§ **Problem to solve**
Give every line from the entries that contains "Heikin".

== Data shown

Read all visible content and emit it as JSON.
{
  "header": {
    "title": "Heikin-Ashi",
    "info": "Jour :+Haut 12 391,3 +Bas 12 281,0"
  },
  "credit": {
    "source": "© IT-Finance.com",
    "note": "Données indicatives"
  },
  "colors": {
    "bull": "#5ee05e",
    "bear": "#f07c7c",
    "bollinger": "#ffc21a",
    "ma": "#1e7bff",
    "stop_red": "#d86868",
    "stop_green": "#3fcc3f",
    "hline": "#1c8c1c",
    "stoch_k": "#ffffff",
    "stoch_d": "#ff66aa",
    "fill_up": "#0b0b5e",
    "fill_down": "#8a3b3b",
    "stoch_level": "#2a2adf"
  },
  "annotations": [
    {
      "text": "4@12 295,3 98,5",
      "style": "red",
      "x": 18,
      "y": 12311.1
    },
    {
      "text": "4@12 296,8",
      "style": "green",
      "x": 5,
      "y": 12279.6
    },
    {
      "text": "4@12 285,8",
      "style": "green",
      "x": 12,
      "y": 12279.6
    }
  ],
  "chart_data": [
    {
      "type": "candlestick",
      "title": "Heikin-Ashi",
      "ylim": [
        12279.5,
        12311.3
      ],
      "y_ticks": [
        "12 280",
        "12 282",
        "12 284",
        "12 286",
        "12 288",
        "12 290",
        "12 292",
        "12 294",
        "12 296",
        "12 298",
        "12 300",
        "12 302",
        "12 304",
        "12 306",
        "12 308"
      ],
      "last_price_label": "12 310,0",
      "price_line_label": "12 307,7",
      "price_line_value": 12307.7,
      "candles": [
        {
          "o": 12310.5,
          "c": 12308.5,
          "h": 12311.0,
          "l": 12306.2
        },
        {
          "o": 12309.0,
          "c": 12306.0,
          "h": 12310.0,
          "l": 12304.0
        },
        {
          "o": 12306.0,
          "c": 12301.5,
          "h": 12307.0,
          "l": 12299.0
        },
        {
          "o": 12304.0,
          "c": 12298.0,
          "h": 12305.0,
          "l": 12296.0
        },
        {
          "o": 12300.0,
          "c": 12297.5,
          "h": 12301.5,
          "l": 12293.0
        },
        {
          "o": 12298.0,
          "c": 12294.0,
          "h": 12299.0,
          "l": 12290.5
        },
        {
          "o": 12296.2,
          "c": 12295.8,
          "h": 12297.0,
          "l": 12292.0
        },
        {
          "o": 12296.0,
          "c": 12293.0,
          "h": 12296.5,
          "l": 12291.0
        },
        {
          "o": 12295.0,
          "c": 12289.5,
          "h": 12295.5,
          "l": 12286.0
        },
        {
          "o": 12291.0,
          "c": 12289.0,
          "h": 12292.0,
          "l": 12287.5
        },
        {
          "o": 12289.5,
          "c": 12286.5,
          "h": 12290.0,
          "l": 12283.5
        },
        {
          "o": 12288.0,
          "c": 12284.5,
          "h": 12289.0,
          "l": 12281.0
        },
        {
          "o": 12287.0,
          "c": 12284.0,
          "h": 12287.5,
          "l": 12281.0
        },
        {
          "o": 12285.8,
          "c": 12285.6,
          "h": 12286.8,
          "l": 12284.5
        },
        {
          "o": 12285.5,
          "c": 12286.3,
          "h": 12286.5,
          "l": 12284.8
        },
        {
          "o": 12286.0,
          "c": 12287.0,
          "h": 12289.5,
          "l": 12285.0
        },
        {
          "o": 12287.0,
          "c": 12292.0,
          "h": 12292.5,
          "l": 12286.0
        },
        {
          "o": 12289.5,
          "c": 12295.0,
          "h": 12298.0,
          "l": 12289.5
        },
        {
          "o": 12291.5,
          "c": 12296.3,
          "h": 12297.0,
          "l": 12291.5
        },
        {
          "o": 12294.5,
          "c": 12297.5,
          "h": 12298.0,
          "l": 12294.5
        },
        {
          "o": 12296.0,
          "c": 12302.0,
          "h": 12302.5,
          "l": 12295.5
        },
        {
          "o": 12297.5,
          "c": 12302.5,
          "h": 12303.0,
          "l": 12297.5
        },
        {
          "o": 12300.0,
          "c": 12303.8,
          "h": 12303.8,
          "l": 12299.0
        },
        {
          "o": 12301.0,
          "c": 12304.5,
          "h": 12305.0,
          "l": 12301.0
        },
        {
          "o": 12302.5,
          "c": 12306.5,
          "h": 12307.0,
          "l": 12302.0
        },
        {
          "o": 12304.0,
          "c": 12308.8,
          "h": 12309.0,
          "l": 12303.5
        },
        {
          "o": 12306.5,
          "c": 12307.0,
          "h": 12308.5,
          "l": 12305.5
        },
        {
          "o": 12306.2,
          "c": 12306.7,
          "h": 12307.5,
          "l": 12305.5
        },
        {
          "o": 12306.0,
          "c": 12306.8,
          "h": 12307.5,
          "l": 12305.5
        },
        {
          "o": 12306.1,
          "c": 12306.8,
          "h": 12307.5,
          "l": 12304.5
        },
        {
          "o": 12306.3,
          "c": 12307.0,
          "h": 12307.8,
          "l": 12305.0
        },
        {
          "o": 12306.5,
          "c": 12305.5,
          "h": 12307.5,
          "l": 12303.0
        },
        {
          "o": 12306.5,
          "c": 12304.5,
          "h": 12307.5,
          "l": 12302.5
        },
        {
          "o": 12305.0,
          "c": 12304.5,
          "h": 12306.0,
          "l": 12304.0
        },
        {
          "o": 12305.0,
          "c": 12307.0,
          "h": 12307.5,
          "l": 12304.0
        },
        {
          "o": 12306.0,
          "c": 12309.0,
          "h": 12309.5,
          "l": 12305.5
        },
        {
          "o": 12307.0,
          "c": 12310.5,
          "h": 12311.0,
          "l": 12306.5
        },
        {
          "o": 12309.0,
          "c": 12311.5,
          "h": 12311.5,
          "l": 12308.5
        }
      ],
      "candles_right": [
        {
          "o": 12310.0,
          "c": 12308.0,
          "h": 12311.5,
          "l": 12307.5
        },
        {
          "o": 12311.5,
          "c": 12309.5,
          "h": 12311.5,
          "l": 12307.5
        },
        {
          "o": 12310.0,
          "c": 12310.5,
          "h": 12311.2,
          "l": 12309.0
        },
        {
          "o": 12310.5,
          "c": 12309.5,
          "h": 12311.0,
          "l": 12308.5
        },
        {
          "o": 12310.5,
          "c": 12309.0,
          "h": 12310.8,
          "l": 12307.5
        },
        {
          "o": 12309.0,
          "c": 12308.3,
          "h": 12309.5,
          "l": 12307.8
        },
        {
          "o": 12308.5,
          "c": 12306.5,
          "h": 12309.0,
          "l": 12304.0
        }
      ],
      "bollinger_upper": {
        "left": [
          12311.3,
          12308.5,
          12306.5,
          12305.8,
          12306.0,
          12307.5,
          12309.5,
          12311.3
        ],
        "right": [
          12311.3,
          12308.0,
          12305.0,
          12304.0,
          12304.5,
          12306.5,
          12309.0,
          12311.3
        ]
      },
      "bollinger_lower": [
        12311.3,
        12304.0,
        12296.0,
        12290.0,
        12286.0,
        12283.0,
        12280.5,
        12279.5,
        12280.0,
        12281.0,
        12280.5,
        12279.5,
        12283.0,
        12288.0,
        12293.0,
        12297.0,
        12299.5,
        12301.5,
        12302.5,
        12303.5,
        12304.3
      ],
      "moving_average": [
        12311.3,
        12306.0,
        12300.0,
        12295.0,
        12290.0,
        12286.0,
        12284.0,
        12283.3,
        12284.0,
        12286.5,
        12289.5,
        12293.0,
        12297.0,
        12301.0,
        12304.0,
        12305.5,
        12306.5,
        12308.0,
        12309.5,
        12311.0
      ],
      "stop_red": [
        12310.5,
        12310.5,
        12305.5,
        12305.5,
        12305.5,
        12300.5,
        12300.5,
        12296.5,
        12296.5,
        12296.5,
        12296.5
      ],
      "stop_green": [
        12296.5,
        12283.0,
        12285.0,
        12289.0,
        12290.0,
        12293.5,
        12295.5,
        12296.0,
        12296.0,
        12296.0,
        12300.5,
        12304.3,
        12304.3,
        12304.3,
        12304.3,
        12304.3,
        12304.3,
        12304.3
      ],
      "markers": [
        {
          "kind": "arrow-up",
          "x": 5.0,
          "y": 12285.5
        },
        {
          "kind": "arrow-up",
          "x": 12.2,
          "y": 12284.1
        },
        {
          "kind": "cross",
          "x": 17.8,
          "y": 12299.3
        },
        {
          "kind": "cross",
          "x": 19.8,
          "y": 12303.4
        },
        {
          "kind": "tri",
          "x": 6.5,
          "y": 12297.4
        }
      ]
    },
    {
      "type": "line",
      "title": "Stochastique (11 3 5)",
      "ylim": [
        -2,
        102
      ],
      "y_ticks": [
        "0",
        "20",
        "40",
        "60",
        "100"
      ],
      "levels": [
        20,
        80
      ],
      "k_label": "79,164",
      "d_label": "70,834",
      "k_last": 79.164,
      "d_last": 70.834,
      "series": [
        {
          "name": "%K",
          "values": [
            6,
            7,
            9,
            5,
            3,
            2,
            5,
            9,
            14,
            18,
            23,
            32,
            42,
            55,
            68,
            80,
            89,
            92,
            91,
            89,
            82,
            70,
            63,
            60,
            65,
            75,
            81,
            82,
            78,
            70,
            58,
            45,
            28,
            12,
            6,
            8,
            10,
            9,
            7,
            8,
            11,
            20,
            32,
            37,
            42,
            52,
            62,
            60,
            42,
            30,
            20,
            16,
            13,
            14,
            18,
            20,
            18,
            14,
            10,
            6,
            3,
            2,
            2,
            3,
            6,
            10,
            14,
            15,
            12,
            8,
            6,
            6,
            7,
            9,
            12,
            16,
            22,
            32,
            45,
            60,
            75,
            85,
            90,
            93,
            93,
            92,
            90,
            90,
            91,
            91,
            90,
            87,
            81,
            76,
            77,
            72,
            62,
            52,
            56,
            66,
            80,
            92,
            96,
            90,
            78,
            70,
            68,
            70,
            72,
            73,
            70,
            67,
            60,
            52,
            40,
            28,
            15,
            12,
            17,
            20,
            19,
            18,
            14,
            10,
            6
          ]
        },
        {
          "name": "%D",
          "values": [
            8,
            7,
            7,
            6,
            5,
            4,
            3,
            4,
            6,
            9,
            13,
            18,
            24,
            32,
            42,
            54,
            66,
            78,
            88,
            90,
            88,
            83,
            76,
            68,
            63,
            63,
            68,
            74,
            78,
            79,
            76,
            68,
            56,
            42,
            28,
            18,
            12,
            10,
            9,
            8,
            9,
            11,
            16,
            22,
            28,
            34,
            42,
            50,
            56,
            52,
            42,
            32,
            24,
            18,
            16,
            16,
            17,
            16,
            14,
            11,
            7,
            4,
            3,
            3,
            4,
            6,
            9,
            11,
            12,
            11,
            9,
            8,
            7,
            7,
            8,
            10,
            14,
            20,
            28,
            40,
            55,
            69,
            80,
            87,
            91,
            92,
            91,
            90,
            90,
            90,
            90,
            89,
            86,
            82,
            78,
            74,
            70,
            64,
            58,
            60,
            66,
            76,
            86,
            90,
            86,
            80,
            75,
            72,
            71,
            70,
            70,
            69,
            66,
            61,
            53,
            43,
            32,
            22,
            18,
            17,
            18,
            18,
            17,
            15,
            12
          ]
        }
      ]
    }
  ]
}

====
== Data shown

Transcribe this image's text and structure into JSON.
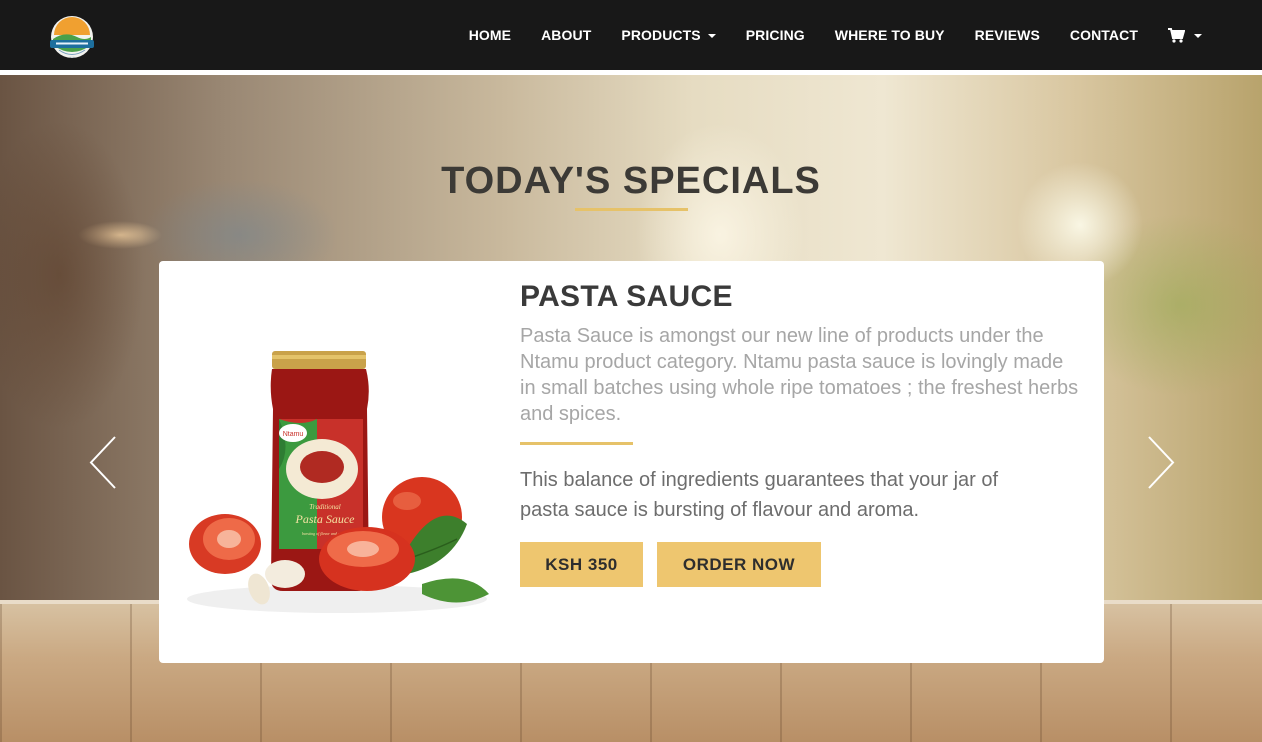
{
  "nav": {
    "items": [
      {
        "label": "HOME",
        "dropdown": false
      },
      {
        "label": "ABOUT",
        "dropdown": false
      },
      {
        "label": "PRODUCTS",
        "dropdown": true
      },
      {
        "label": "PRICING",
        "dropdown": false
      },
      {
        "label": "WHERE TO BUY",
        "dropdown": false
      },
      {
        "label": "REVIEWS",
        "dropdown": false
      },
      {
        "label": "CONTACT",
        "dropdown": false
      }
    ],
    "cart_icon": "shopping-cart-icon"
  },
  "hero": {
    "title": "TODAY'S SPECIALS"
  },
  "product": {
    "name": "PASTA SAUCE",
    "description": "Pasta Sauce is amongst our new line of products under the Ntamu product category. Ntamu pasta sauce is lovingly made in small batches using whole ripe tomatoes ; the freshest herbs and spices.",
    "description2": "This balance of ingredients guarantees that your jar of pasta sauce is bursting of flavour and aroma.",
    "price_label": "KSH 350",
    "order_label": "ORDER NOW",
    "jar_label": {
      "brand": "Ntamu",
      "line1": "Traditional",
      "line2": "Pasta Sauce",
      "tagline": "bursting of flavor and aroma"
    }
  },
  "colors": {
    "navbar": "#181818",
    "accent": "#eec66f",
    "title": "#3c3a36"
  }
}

====

§ **Written reply**
    "title": "Heikin-Ashi",
      "title": "Heikin-Ashi",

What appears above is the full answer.